• **Directions for this task**
Write out the records below once more, exactly as they stand.
---------- Records shown ----------
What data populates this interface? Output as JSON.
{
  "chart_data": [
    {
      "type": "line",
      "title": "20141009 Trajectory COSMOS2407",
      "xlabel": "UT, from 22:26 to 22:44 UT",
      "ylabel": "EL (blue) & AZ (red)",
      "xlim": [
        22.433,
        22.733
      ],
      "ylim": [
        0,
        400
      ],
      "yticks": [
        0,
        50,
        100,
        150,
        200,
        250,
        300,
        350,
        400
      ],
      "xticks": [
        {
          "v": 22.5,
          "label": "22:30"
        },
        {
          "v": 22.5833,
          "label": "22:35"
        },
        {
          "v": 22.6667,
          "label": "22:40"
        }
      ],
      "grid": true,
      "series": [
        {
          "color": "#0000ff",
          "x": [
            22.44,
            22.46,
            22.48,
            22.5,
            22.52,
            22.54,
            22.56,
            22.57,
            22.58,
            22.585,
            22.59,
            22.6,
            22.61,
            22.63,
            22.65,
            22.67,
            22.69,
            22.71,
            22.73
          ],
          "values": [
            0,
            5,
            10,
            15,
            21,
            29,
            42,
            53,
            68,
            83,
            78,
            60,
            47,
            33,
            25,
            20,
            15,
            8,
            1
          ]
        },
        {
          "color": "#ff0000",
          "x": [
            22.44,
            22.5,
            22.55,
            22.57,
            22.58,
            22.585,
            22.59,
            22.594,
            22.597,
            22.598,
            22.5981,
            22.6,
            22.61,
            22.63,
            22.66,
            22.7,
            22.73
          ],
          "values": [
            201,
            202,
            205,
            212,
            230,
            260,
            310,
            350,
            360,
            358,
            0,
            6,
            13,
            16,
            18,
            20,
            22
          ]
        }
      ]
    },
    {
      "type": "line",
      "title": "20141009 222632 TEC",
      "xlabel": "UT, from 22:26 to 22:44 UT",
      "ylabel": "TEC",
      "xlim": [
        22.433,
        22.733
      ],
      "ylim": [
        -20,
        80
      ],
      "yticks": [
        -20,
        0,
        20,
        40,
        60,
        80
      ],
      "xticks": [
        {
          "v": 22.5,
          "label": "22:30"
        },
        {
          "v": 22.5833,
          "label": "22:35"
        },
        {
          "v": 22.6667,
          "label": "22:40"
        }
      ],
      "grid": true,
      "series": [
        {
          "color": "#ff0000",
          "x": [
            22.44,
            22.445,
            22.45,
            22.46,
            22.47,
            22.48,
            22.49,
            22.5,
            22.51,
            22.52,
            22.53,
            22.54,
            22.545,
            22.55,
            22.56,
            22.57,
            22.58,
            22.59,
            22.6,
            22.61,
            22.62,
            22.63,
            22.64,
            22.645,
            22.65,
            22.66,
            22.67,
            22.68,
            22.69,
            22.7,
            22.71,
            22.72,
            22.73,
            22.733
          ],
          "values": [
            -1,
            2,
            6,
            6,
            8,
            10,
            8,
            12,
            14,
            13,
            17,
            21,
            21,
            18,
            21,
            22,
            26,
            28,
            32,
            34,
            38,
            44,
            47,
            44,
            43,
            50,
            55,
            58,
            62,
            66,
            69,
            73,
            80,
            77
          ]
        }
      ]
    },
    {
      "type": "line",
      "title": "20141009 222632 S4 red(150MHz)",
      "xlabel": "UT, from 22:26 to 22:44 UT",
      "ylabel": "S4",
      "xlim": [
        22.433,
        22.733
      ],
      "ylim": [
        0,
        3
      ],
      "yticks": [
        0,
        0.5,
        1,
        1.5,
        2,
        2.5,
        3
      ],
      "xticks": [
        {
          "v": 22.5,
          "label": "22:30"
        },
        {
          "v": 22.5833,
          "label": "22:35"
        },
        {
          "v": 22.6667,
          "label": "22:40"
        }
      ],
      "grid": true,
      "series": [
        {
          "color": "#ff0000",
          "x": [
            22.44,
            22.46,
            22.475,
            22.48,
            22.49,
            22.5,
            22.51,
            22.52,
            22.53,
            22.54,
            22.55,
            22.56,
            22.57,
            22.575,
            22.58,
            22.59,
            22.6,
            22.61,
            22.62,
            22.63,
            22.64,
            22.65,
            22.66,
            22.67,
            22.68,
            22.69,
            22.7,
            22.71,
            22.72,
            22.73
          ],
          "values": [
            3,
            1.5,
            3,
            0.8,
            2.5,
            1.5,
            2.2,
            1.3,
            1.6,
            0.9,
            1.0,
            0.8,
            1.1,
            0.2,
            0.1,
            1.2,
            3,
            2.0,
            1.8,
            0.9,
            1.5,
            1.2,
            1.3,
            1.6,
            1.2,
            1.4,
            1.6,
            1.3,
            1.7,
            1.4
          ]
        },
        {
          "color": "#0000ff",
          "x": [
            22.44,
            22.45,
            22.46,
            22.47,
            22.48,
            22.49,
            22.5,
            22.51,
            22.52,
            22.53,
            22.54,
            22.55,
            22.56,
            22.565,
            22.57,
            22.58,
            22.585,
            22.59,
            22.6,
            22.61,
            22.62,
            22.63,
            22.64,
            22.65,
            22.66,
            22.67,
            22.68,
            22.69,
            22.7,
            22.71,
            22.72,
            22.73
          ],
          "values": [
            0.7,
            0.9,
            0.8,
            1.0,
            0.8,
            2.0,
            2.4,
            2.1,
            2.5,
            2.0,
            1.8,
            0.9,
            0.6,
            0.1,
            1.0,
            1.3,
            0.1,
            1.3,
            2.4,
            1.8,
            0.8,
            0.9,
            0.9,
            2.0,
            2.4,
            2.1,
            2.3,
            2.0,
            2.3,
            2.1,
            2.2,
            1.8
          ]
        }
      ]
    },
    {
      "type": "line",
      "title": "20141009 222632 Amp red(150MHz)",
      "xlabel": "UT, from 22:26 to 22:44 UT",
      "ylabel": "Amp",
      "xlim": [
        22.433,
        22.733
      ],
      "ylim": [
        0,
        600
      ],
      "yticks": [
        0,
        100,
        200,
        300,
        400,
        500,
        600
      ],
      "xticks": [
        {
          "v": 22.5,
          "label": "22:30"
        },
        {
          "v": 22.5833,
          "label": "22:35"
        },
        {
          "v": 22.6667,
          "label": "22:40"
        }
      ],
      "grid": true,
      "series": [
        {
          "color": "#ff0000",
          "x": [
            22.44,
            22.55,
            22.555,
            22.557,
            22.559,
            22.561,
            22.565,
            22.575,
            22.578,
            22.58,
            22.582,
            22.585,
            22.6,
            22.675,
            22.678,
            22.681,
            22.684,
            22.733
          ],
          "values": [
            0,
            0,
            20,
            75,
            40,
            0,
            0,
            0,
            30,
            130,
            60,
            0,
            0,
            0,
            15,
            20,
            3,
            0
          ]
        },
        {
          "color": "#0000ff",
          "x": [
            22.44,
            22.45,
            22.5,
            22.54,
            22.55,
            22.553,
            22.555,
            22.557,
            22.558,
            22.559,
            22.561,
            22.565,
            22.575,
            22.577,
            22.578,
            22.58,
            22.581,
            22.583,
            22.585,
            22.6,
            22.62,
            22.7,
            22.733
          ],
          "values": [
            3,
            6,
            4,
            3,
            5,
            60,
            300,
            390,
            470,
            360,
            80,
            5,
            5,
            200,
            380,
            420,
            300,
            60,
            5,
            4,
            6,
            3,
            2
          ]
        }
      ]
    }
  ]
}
----------
• **Problem solution**
What data populates this interface? Output as JSON.
{
  "chart_data": [
    {
      "type": "line",
      "title": "20141009 Trajectory COSMOS2407",
      "xlabel": "UT, from 22:26 to 22:44 UT",
      "ylabel": "EL (blue) & AZ (red)",
      "xlim": [
        22.433,
        22.733
      ],
      "ylim": [
        0,
        400
      ],
      "yticks": [
        0,
        50,
        100,
        150,
        200,
        250,
        300,
        350,
        400
      ],
      "xticks": [
        {
          "v": 22.5,
          "label": "22:30"
        },
        {
          "v": 22.5833,
          "label": "22:35"
        },
        {
          "v": 22.6667,
          "label": "22:40"
        }
      ],
      "grid": true,
      "series": [
        {
          "color": "#0000ff",
          "x": [
            22.44,
            22.46,
            22.48,
            22.5,
            22.52,
            22.54,
            22.56,
            22.57,
            22.58,
            22.585,
            22.59,
            22.6,
            22.61,
            22.63,
            22.65,
            22.67,
            22.69,
            22.71,
            22.73
          ],
          "values": [
            0,
            5,
            10,
            15,
            21,
            29,
            42,
            53,
            68,
            83,
            78,
            60,
            47,
            33,
            25,
            20,
            15,
            8,
            1
          ]
        },
        {
          "color": "#ff0000",
          "x": [
            22.44,
            22.5,
            22.55,
            22.57,
            22.58,
            22.585,
            22.59,
            22.594,
            22.597,
            22.598,
            22.5981,
            22.6,
            22.61,
            22.63,
            22.66,
            22.7,
            22.73
          ],
          "values": [
            201,
            202,
            205,
            212,
            230,
            260,
            310,
            350,
            360,
            358,
            0,
            6,
            13,
            16,
            18,
            20,
            22
          ]
        }
      ]
    },
    {
      "type": "line",
      "title": "20141009 222632 TEC",
      "xlabel": "UT, from 22:26 to 22:44 UT",
      "ylabel": "TEC",
      "xlim": [
        22.433,
        22.733
      ],
      "ylim": [
        -20,
        80
      ],
      "yticks": [
        -20,
        0,
        20,
        40,
        60,
        80
      ],
      "xticks": [
        {
          "v": 22.5,
          "label": "22:30"
        },
        {
          "v": 22.5833,
          "label": "22:35"
        },
        {
          "v": 22.6667,
          "label": "22:40"
        }
      ],
      "grid": true,
      "series": [
        {
          "color": "#ff0000",
          "x": [
            22.44,
            22.445,
            22.45,
            22.46,
            22.47,
            22.48,
            22.49,
            22.5,
            22.51,
            22.52,
            22.53,
            22.54,
            22.545,
            22.55,
            22.56,
            22.57,
            22.58,
            22.59,
            22.6,
            22.61,
            22.62,
            22.63,
            22.64,
            22.645,
            22.65,
            22.66,
            22.67,
            22.68,
            22.69,
            22.7,
            22.71,
            22.72,
            22.73,
            22.733
          ],
          "values": [
            -1,
            2,
            6,
            6,
            8,
            10,
            8,
            12,
            14,
            13,
            17,
            21,
            21,
            18,
            21,
            22,
            26,
            28,
            32,
            34,
            38,
            44,
            47,
            44,
            43,
            50,
            55,
            58,
            62,
            66,
            69,
            73,
            80,
            77
          ]
        }
      ]
    },
    {
      "type": "line",
      "title": "20141009 222632 S4 red(150MHz)",
      "xlabel": "UT, from 22:26 to 22:44 UT",
      "ylabel": "S4",
      "xlim": [
        22.433,
        22.733
      ],
      "ylim": [
        0,
        3
      ],
      "yticks": [
        0,
        0.5,
        1,
        1.5,
        2,
        2.5,
        3
      ],
      "xticks": [
        {
          "v": 22.5,
          "label": "22:30"
        },
        {
          "v": 22.5833,
          "label": "22:35"
        },
        {
          "v": 22.6667,
          "label": "22:40"
        }
      ],
      "grid": true,
      "series": [
        {
          "color": "#ff0000",
          "x": [
            22.44,
            22.46,
            22.475,
            22.48,
            22.49,
            22.5,
            22.51,
            22.52,
            22.53,
            22.54,
            22.55,
            22.56,
            22.57,
            22.575,
            22.58,
            22.59,
            22.6,
            22.61,
            22.62,
            22.63,
            22.64,
            22.65,
            22.66,
            22.67,
            22.68,
            22.69,
            22.7,
            22.71,
            22.72,
            22.73
          ],
          "values": [
            3,
            1.5,
            3,
            0.8,
            2.5,
            1.5,
            2.2,
            1.3,
            1.6,
            0.9,
            1.0,
            0.8,
            1.1,
            0.2,
            0.1,
            1.2,
            3,
            2.0,
            1.8,
            0.9,
            1.5,
            1.2,
            1.3,
            1.6,
            1.2,
            1.4,
            1.6,
            1.3,
            1.7,
            1.4
          ]
        },
        {
          "color": "#0000ff",
          "x": [
            22.44,
            22.45,
            22.46,
            22.47,
            22.48,
            22.49,
            22.5,
            22.51,
            22.52,
            22.53,
            22.54,
            22.55,
            22.56,
            22.565,
            22.57,
            22.58,
            22.585,
            22.59,
            22.6,
            22.61,
            22.62,
            22.63,
            22.64,
            22.65,
            22.66,
            22.67,
            22.68,
            22.69,
            22.7,
            22.71,
            22.72,
            22.73
          ],
          "values": [
            0.7,
            0.9,
            0.8,
            1.0,
            0.8,
            2.0,
            2.4,
            2.1,
            2.5,
            2.0,
            1.8,
            0.9,
            0.6,
            0.1,
            1.0,
            1.3,
            0.1,
            1.3,
            2.4,
            1.8,
            0.8,
            0.9,
            0.9,
            2.0,
            2.4,
            2.1,
            2.3,
            2.0,
            2.3,
            2.1,
            2.2,
            1.8
          ]
        }
      ]
    },
    {
      "type": "line",
      "title": "20141009 222632 Amp red(150MHz)",
      "xlabel": "UT, from 22:26 to 22:44 UT",
      "ylabel": "Amp",
      "xlim": [
        22.433,
        22.733
      ],
      "ylim": [
        0,
        600
      ],
      "yticks": [
        0,
        100,
        200,
        300,
        400,
        500,
        600
      ],
      "xticks": [
        {
          "v": 22.5,
          "label": "22:30"
        },
        {
          "v": 22.5833,
          "label": "22:35"
        },
        {
          "v": 22.6667,
          "label": "22:40"
        }
      ],
      "grid": true,
      "series": [
        {
          "color": "#ff0000",
          "x": [
            22.44,
            22.55,
            22.555,
            22.557,
            22.559,
            22.561,
            22.565,
            22.575,
            22.578,
            22.58,
            22.582,
            22.585,
            22.6,
            22.675,
            22.678,
            22.681,
            22.684,
            22.733
          ],
          "values": [
            0,
            0,
            20,
            75,
            40,
            0,
            0,
            0,
            30,
            130,
            60,
            0,
            0,
            0,
            15,
            20,
            3,
            0
          ]
        },
        {
          "color": "#0000ff",
          "x": [
            22.44,
            22.45,
            22.5,
            22.54,
            22.55,
            22.553,
            22.555,
            22.557,
            22.558,
            22.559,
            22.561,
            22.565,
            22.575,
            22.577,
            22.578,
            22.58,
            22.581,
            22.583,
            22.585,
            22.6,
            22.62,
            22.7,
            22.733
          ],
          "values": [
            3,
            6,
            4,
            3,
            5,
            60,
            300,
            390,
            470,
            360,
            80,
            5,
            5,
            200,
            380,
            420,
            300,
            60,
            5,
            4,
            6,
            3,
            2
          ]
        }
      ]
    }
  ]
}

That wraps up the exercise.